* [The task]: Take the entries below and reproduce them word for word.

[START Provided data]

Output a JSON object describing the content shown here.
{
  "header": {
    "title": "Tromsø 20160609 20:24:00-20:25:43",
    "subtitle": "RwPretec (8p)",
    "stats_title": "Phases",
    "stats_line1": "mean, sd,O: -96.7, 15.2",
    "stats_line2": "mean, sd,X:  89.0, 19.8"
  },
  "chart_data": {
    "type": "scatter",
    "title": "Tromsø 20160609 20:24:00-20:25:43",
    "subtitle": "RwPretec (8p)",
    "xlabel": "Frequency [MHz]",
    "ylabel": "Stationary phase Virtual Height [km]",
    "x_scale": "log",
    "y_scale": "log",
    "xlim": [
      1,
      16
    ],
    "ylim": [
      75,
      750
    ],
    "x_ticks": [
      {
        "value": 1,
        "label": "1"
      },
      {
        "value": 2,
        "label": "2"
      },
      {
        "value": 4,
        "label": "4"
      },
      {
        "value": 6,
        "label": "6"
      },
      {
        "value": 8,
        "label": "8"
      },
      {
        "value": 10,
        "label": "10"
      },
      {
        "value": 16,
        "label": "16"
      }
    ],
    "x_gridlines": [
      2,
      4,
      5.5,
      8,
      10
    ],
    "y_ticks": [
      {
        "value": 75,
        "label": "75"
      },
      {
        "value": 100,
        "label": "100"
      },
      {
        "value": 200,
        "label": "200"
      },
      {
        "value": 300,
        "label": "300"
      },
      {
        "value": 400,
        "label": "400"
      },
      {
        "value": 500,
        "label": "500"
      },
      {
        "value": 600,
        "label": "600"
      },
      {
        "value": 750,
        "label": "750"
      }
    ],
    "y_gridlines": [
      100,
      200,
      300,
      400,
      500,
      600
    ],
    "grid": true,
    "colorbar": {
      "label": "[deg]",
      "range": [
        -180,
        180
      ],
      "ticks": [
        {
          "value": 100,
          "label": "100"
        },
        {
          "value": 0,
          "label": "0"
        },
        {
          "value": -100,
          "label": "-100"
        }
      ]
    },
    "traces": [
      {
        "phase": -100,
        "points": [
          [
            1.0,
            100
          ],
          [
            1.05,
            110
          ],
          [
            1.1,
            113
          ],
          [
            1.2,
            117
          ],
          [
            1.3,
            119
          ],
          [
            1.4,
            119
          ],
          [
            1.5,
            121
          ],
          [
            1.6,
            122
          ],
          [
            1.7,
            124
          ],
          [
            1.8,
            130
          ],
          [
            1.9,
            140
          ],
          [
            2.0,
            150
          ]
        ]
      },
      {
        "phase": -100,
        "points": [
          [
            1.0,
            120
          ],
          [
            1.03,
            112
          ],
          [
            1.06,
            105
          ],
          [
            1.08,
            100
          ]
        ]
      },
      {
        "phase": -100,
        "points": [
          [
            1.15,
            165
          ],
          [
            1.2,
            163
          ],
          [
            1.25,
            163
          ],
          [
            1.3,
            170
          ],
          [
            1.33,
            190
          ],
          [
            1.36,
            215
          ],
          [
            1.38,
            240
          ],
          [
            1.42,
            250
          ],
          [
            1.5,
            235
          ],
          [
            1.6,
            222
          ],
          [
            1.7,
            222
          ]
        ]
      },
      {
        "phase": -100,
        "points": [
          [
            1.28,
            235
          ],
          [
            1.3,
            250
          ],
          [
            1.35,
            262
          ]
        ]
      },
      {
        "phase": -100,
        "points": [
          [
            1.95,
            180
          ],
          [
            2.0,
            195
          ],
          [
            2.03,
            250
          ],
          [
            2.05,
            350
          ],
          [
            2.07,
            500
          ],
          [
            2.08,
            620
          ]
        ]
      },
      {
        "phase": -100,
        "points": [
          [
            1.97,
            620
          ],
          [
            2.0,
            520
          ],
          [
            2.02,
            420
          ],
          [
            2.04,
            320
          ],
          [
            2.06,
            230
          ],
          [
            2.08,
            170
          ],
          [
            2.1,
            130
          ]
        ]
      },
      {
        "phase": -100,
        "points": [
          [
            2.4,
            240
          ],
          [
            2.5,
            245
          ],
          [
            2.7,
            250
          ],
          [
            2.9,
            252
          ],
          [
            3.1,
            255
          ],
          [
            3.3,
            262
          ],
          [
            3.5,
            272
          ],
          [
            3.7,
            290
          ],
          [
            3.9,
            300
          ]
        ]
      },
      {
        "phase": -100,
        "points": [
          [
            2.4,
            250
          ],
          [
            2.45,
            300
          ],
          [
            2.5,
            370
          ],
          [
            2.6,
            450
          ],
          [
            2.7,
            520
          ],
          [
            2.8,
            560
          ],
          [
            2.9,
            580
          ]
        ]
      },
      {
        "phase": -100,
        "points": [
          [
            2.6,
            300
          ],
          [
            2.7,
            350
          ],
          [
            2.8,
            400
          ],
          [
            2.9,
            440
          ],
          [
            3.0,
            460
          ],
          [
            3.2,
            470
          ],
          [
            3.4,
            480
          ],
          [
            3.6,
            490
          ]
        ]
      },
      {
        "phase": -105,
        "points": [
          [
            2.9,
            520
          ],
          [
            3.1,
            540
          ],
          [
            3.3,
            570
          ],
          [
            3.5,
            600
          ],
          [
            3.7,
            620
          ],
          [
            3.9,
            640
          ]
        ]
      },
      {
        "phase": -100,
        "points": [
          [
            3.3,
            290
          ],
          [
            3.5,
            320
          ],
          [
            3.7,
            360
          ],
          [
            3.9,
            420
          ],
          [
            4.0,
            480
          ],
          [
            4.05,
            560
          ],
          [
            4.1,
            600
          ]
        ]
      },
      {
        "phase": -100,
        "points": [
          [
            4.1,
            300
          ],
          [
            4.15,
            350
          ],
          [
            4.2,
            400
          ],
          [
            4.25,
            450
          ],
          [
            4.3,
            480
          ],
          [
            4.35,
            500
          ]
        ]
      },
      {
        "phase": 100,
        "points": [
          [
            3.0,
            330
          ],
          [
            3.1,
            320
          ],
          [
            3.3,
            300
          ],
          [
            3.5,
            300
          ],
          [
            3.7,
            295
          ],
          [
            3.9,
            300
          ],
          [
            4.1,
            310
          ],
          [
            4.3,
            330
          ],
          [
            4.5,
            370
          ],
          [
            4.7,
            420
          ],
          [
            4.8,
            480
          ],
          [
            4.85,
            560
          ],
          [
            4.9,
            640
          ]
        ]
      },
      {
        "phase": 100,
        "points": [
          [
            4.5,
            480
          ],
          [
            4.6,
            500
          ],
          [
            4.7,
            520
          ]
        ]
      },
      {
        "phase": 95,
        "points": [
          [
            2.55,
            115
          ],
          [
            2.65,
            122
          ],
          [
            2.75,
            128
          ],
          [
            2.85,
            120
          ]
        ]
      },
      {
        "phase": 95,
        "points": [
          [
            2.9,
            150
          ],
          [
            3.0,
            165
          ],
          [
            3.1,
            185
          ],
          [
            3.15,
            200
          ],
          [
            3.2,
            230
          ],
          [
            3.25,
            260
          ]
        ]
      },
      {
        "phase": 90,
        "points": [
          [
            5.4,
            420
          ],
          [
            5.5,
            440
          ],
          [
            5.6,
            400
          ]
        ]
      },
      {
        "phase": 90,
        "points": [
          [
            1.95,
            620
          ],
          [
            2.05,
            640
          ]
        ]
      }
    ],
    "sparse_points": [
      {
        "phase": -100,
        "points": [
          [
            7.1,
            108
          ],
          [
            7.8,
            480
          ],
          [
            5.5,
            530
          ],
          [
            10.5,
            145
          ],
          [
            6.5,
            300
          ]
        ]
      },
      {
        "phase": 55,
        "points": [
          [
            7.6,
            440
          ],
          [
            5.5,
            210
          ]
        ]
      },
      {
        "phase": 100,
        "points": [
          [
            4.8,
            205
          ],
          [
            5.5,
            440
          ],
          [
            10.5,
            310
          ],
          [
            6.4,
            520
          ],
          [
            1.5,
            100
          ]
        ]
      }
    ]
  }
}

[END Provided data]

* [Finished task]:
Output a JSON object describing the content shown here.
{
  "header": {
    "title": "Tromsø 20160609 20:24:00-20:25:43",
    "subtitle": "RwPretec (8p)",
    "stats_title": "Phases",
    "stats_line1": "mean, sd,O: -96.7, 15.2",
    "stats_line2": "mean, sd,X:  89.0, 19.8"
  },
  "chart_data": {
    "type": "scatter",
    "title": "Tromsø 20160609 20:24:00-20:25:43",
    "subtitle": "RwPretec (8p)",
    "xlabel": "Frequency [MHz]",
    "ylabel": "Stationary phase Virtual Height [km]",
    "x_scale": "log",
    "y_scale": "log",
    "xlim": [
      1,
      16
    ],
    "ylim": [
      75,
      750
    ],
    "x_ticks": [
      {
        "value": 1,
        "label": "1"
      },
      {
        "value": 2,
        "label": "2"
      },
      {
        "value": 4,
        "label": "4"
      },
      {
        "value": 6,
        "label": "6"
      },
      {
        "value": 8,
        "label": "8"
      },
      {
        "value": 10,
        "label": "10"
      },
      {
        "value": 16,
        "label": "16"
      }
    ],
    "x_gridlines": [
      2,
      4,
      5.5,
      8,
      10
    ],
    "y_ticks": [
      {
        "value": 75,
        "label": "75"
      },
      {
        "value": 100,
        "label": "100"
      },
      {
        "value": 200,
        "label": "200"
      },
      {
        "value": 300,
        "label": "300"
      },
      {
        "value": 400,
        "label": "400"
      },
      {
        "value": 500,
        "label": "500"
      },
      {
        "value": 600,
        "label": "600"
      },
      {
        "value": 750,
        "label": "750"
      }
    ],
    "y_gridlines": [
      100,
      200,
      300,
      400,
      500,
      600
    ],
    "grid": true,
    "colorbar": {
      "label": "[deg]",
      "range": [
        -180,
        180
      ],
      "ticks": [
        {
          "value": 100,
          "label": "100"
        },
        {
          "value": 0,
          "label": "0"
        },
        {
          "value": -100,
          "label": "-100"
        }
      ]
    },
    "traces": [
      {
        "phase": -100,
        "points": [
          [
            1.0,
            100
          ],
          [
            1.05,
            110
          ],
          [
            1.1,
            113
          ],
          [
            1.2,
            117
          ],
          [
            1.3,
            119
          ],
          [
            1.4,
            119
          ],
          [
            1.5,
            121
          ],
          [
            1.6,
            122
          ],
          [
            1.7,
            124
          ],
          [
            1.8,
            130
          ],
          [
            1.9,
            140
          ],
          [
            2.0,
            150
          ]
        ]
      },
      {
        "phase": -100,
        "points": [
          [
            1.0,
            120
          ],
          [
            1.03,
            112
          ],
          [
            1.06,
            105
          ],
          [
            1.08,
            100
          ]
        ]
      },
      {
        "phase": -100,
        "points": [
          [
            1.15,
            165
          ],
          [
            1.2,
            163
          ],
          [
            1.25,
            163
          ],
          [
            1.3,
            170
          ],
          [
            1.33,
            190
          ],
          [
            1.36,
            215
          ],
          [
            1.38,
            240
          ],
          [
            1.42,
            250
          ],
          [
            1.5,
            235
          ],
          [
            1.6,
            222
          ],
          [
            1.7,
            222
          ]
        ]
      },
      {
        "phase": -100,
        "points": [
          [
            1.28,
            235
          ],
          [
            1.3,
            250
          ],
          [
            1.35,
            262
          ]
        ]
      },
      {
        "phase": -100,
        "points": [
          [
            1.95,
            180
          ],
          [
            2.0,
            195
          ],
          [
            2.03,
            250
          ],
          [
            2.05,
            350
          ],
          [
            2.07,
            500
          ],
          [
            2.08,
            620
          ]
        ]
      },
      {
        "phase": -100,
        "points": [
          [
            1.97,
            620
          ],
          [
            2.0,
            520
          ],
          [
            2.02,
            420
          ],
          [
            2.04,
            320
          ],
          [
            2.06,
            230
          ],
          [
            2.08,
            170
          ],
          [
            2.1,
            130
          ]
        ]
      },
      {
        "phase": -100,
        "points": [
          [
            2.4,
            240
          ],
          [
            2.5,
            245
          ],
          [
            2.7,
            250
          ],
          [
            2.9,
            252
          ],
          [
            3.1,
            255
          ],
          [
            3.3,
            262
          ],
          [
            3.5,
            272
          ],
          [
            3.7,
            290
          ],
          [
            3.9,
            300
          ]
        ]
      },
      {
        "phase": -100,
        "points": [
          [
            2.4,
            250
          ],
          [
            2.45,
            300
          ],
          [
            2.5,
            370
          ],
          [
            2.6,
            450
          ],
          [
            2.7,
            520
          ],
          [
            2.8,
            560
          ],
          [
            2.9,
            580
          ]
        ]
      },
      {
        "phase": -100,
        "points": [
          [
            2.6,
            300
          ],
          [
            2.7,
            350
          ],
          [
            2.8,
            400
          ],
          [
            2.9,
            440
          ],
          [
            3.0,
            460
          ],
          [
            3.2,
            470
          ],
          [
            3.4,
            480
          ],
          [
            3.6,
            490
          ]
        ]
      },
      {
        "phase": -105,
        "points": [
          [
            2.9,
            520
          ],
          [
            3.1,
            540
          ],
          [
            3.3,
            570
          ],
          [
            3.5,
            600
          ],
          [
            3.7,
            620
          ],
          [
            3.9,
            640
          ]
        ]
      },
      {
        "phase": -100,
        "points": [
          [
            3.3,
            290
          ],
          [
            3.5,
            320
          ],
          [
            3.7,
            360
          ],
          [
            3.9,
            420
          ],
          [
            4.0,
            480
          ],
          [
            4.05,
            560
          ],
          [
            4.1,
            600
          ]
        ]
      },
      {
        "phase": -100,
        "points": [
          [
            4.1,
            300
          ],
          [
            4.15,
            350
          ],
          [
            4.2,
            400
          ],
          [
            4.25,
            450
          ],
          [
            4.3,
            480
          ],
          [
            4.35,
            500
          ]
        ]
      },
      {
        "phase": 100,
        "points": [
          [
            3.0,
            330
          ],
          [
            3.1,
            320
          ],
          [
            3.3,
            300
          ],
          [
            3.5,
            300
          ],
          [
            3.7,
            295
          ],
          [
            3.9,
            300
          ],
          [
            4.1,
            310
          ],
          [
            4.3,
            330
          ],
          [
            4.5,
            370
          ],
          [
            4.7,
            420
          ],
          [
            4.8,
            480
          ],
          [
            4.85,
            560
          ],
          [
            4.9,
            640
          ]
        ]
      },
      {
        "phase": 100,
        "points": [
          [
            4.5,
            480
          ],
          [
            4.6,
            500
          ],
          [
            4.7,
            520
          ]
        ]
      },
      {
        "phase": 95,
        "points": [
          [
            2.55,
            115
          ],
          [
            2.65,
            122
          ],
          [
            2.75,
            128
          ],
          [
            2.85,
            120
          ]
        ]
      },
      {
        "phase": 95,
        "points": [
          [
            2.9,
            150
          ],
          [
            3.0,
            165
          ],
          [
            3.1,
            185
          ],
          [
            3.15,
            200
          ],
          [
            3.2,
            230
          ],
          [
            3.25,
            260
          ]
        ]
      },
      {
        "phase": 90,
        "points": [
          [
            5.4,
            420
          ],
          [
            5.5,
            440
          ],
          [
            5.6,
            400
          ]
        ]
      },
      {
        "phase": 90,
        "points": [
          [
            1.95,
            620
          ],
          [
            2.05,
            640
          ]
        ]
      }
    ],
    "sparse_points": [
      {
        "phase": -100,
        "points": [
          [
            7.1,
            108
          ],
          [
            7.8,
            480
          ],
          [
            5.5,
            530
          ],
          [
            10.5,
            145
          ],
          [
            6.5,
            300
          ]
        ]
      },
      {
        "phase": 55,
        "points": [
          [
            7.6,
            440
          ],
          [
            5.5,
            210
          ]
        ]
      },
      {
        "phase": 100,
        "points": [
          [
            4.8,
            205
          ],
          [
            5.5,
            440
          ],
          [
            10.5,
            310
          ],
          [
            6.4,
            520
          ],
          [
            1.5,
            100
          ]
        ]
      }
    ]
  }
}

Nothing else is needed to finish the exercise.